### WRITTEN REQUEST
Gather up every line from the entries below that uses the word "document".

-- START --

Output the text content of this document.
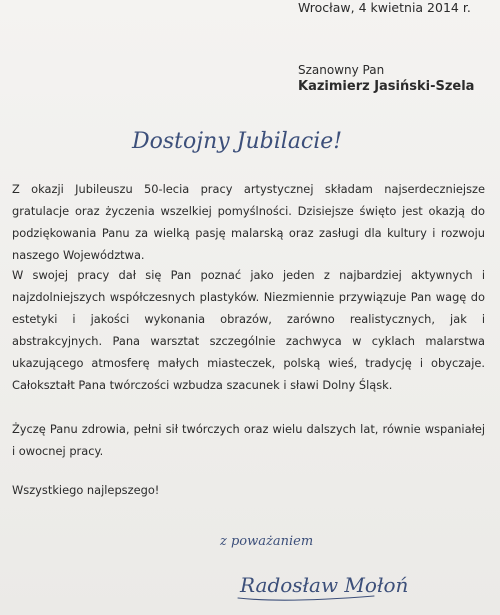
Wrocław, 4 kwietnia 2014 r.
Szanowny Pan
Kazimierz Jasiński-Szela
Dostojny Jubilacie!

Z okazji Jubileuszu 50-lecia pracy artystycznej składam najserdeczniejsze gratulacje oraz życzenia wszelkiej pomyślności. Dzisiejsze święto jest okazją do podziękowania Panu za wielką pasję malarską oraz zasługi dla kultury i rozwoju naszego Województwa.

W swojej pracy dał się Pan poznać jako jeden z najbardziej aktywnych i najzdolniejszych współczesnych plastyków. Niezmiennie przywiązuje Pan wagę do estetyki i jakości wykonania obrazów, zarówno realistycznych, jak i abstrakcyjnych. Pana warsztat szczególnie zachwyca w cyklach malarstwa ukazującego atmosferę małych miasteczek, polską wieś, tradycję i obyczaje. Całokształt Pana twórczości wzbudza szacunek i sławi Dolny Śląsk.

Życzę Panu zdrowia, pełni sił twórczych oraz wielu dalszych lat, równie wspaniałej i owocnej pracy.

Wszystkiego najlepszego!

z poważaniem
Radosław Mołoń
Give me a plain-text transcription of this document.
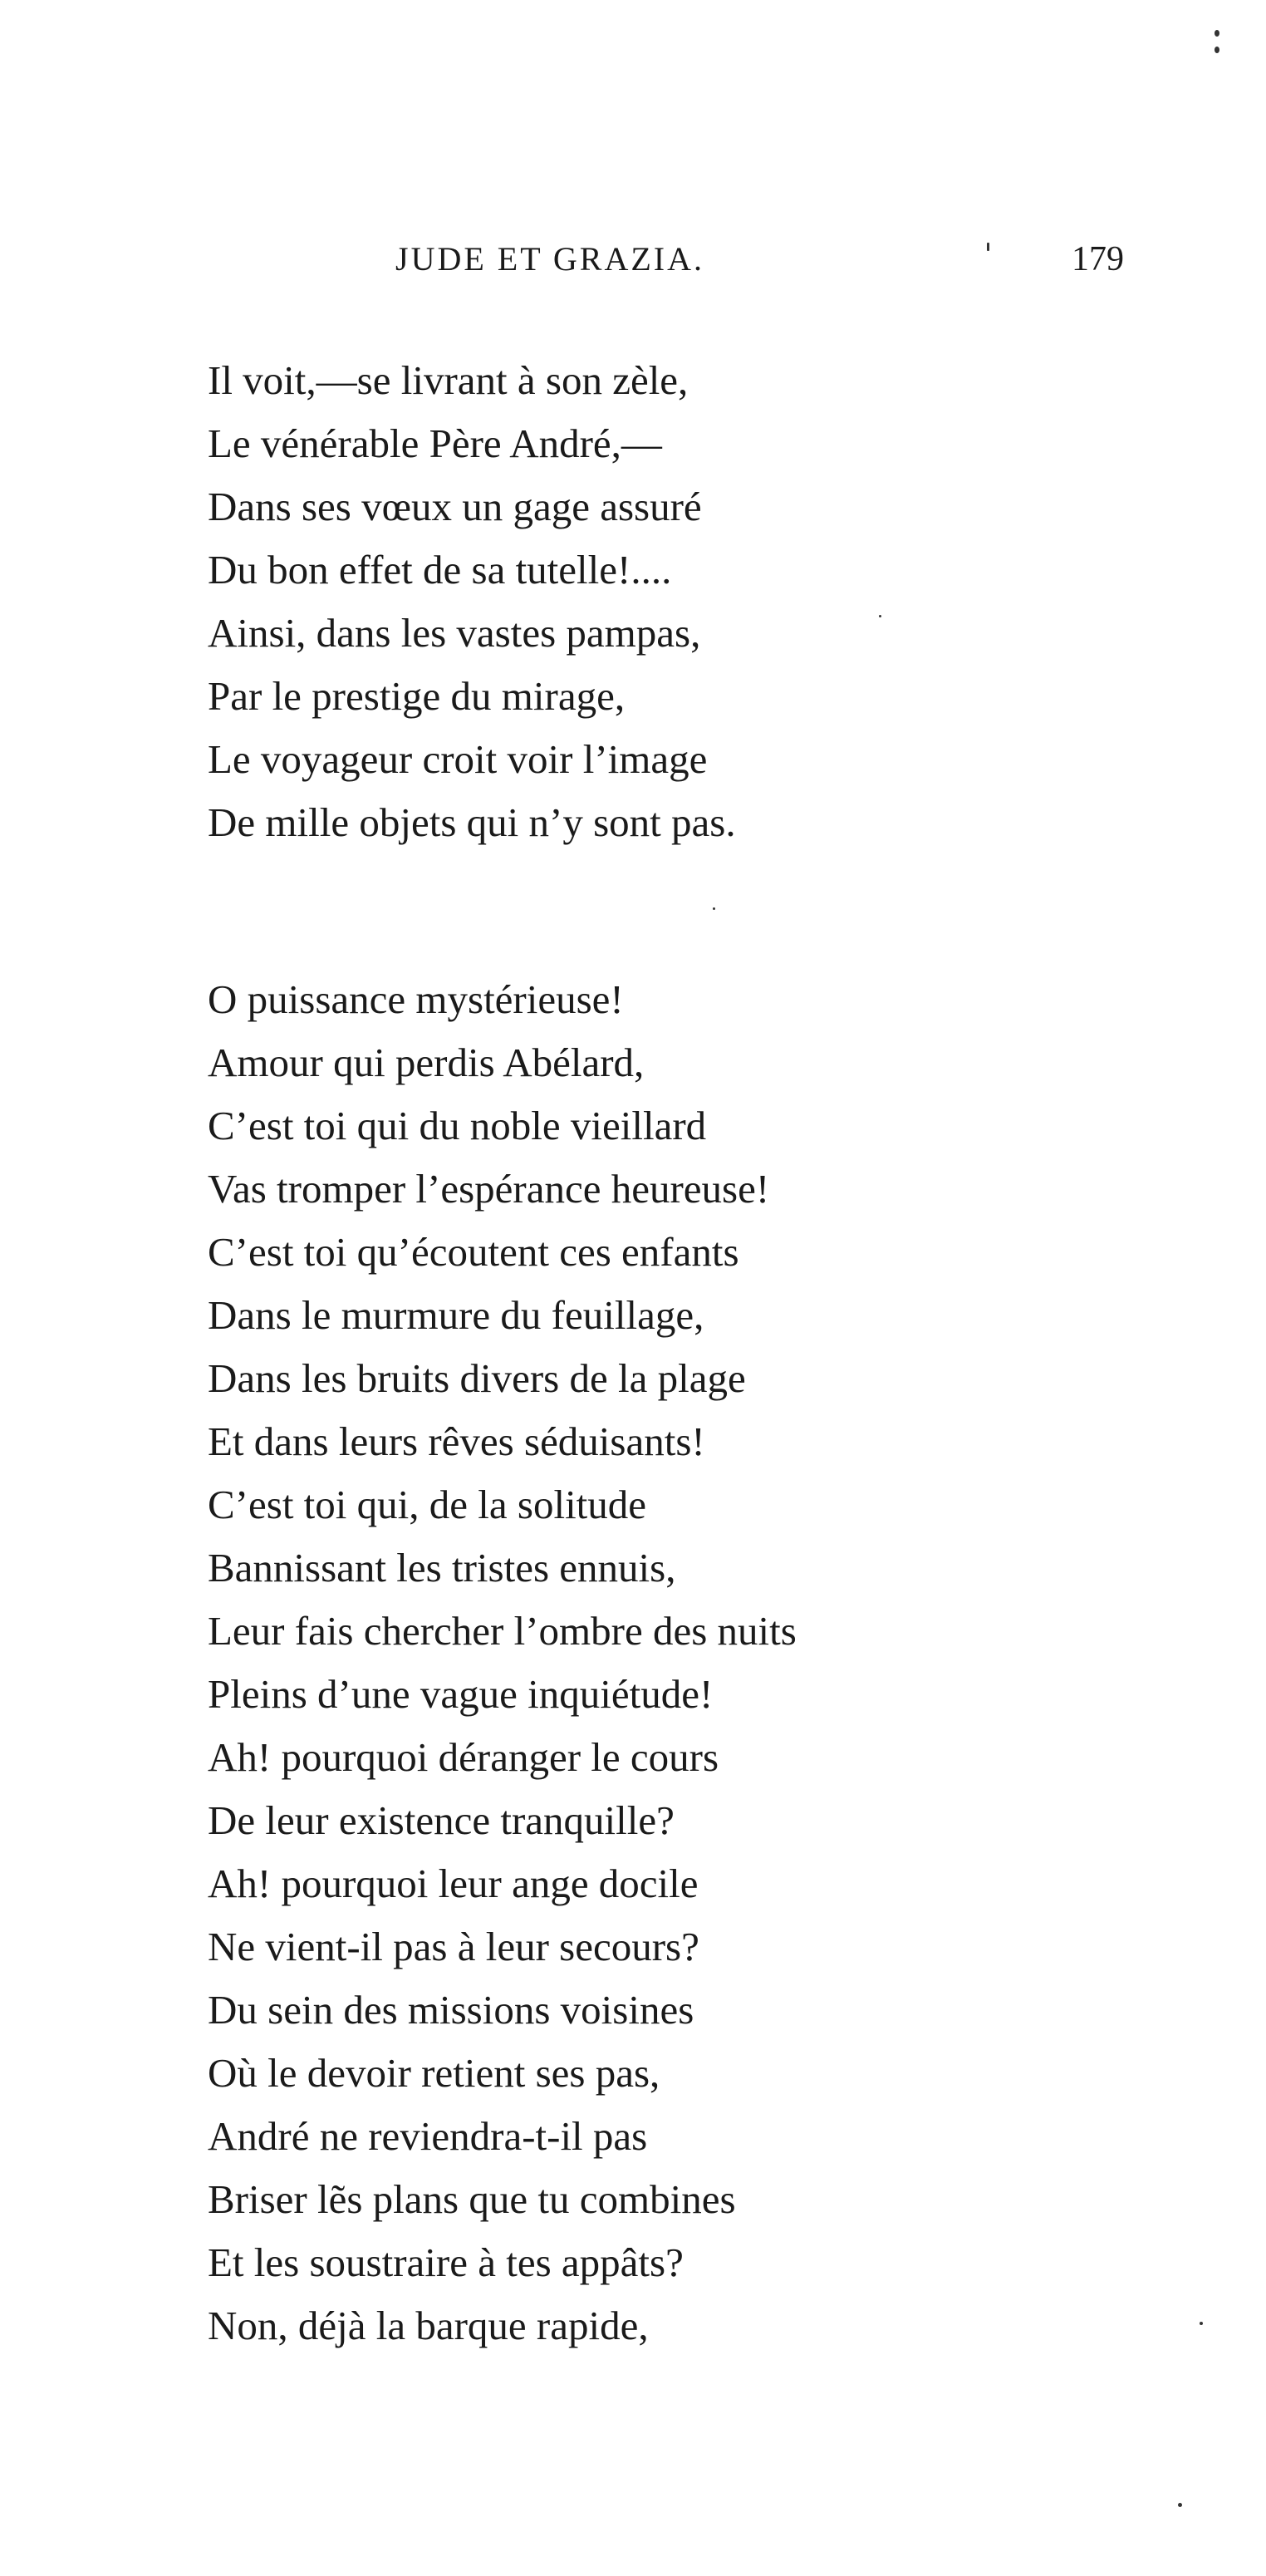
JUDE ET GRAZIA.	179
Il voit,—se livrant à son zèle,
Le vénérable Père André,—
Dans ses vœux un gage assuré
Du bon effet de sa tutelle!....
Ainsi, dans les vastes pampas,
Par le prestige du mirage,
Le voyageur croit voir l’image
De mille objets qui n’y sont pas.
O puissance mystérieuse!
Amour qui perdis Abélard,
C’est toi qui du noble vieillard
Vas tromper l’espérance heureuse!
C’est toi qu’écoutent ces enfants
Dans le murmure du feuillage,
Dans les bruits divers de la plage
Et dans leurs rêves séduisants!
C’est toi qui, de la solitude
Bannissant les tristes ennuis,
Leur fais chercher l’ombre des nuits
Pleins d’une vague inquiétude!
Ah! pourquoi déranger le cours
De leur existence tranquille?
Ah! pourquoi leur ange docile
Ne vient-il pas à leur secours?
Du sein des missions voisines
Où le devoir retient ses pas,
André ne reviendra-t-il pas
Briser lẽs plans que tu combines
Et les soustraire à tes appâts?
Non, déjà la barque rapide,
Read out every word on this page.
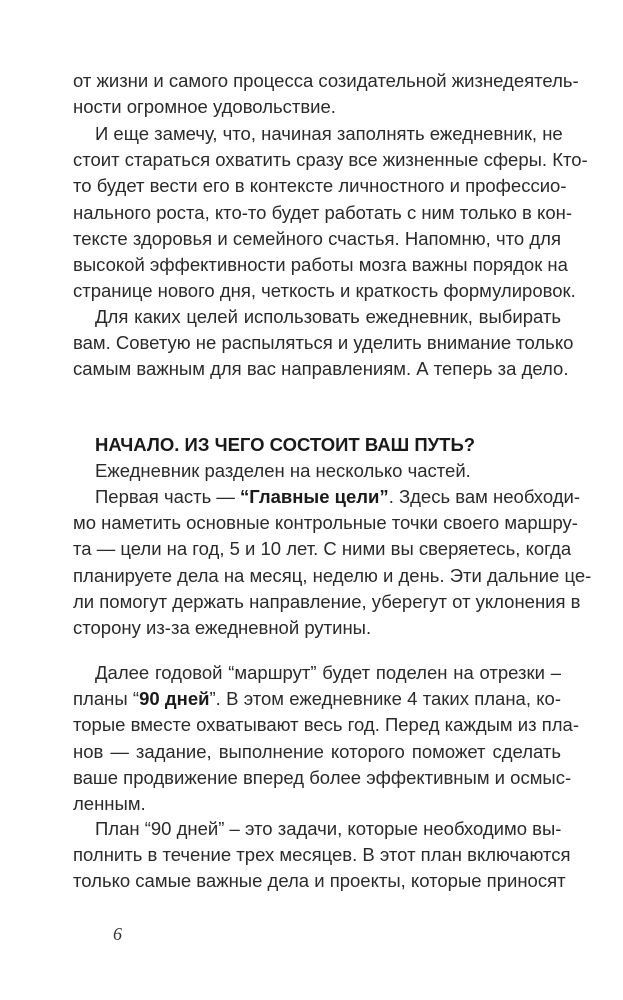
от жизни и самого процесса созидательной жизнедеятель-
ности огромное удовольствие.
И еще замечу, что, начиная заполнять ежедневник, не
стоит стараться охватить сразу все жизненные сферы. Кто-
то будет вести его в контексте личностного и профессио-
нального роста, кто-то будет работать с ним только в кон-
тексте здоровья и семейного счастья. Напомню, что для
высокой эффективности работы мозга важны порядок на
странице нового дня, четкость и краткость формулировок.
Для каких целей использовать ежедневник, выбирать
вам. Советую не распыляться и уделить внимание только
самым важным для вас направлениям. А теперь за дело.
НАЧАЛО. ИЗ ЧЕГО СОСТОИТ ВАШ ПУТЬ?
Ежедневник разделен на несколько частей.
Первая часть — “Главные цели”. Здесь вам необходи-
мо наметить основные контрольные точки своего маршру-
та — цели на год, 5 и 10 лет. С ними вы сверяетесь, когда
планируете дела на месяц, неделю и день. Эти дальние це-
ли помогут держать направление, уберегут от уклонения в
сторону из-за ежедневной рутины.
Далее годовой “маршрут” будет поделен на отрезки –
планы “90 дней”. В этом ежедневнике 4 таких плана, ко-
торые вместе охватывают весь год. Перед каждым из пла-
нов — задание, выполнение которого поможет сделать
ваше продвижение вперед более эффективным и осмыс-
ленным.
План “90 дней” – это задачи, которые необходимо вы-
полнить в течение трех месяцев. В этот план включаются
только самые важные дела и проекты, которые приносят
6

-- END --

### CORRECT OUTPUT
Output the text content of this document.
Give me a plain-text transcription of this document.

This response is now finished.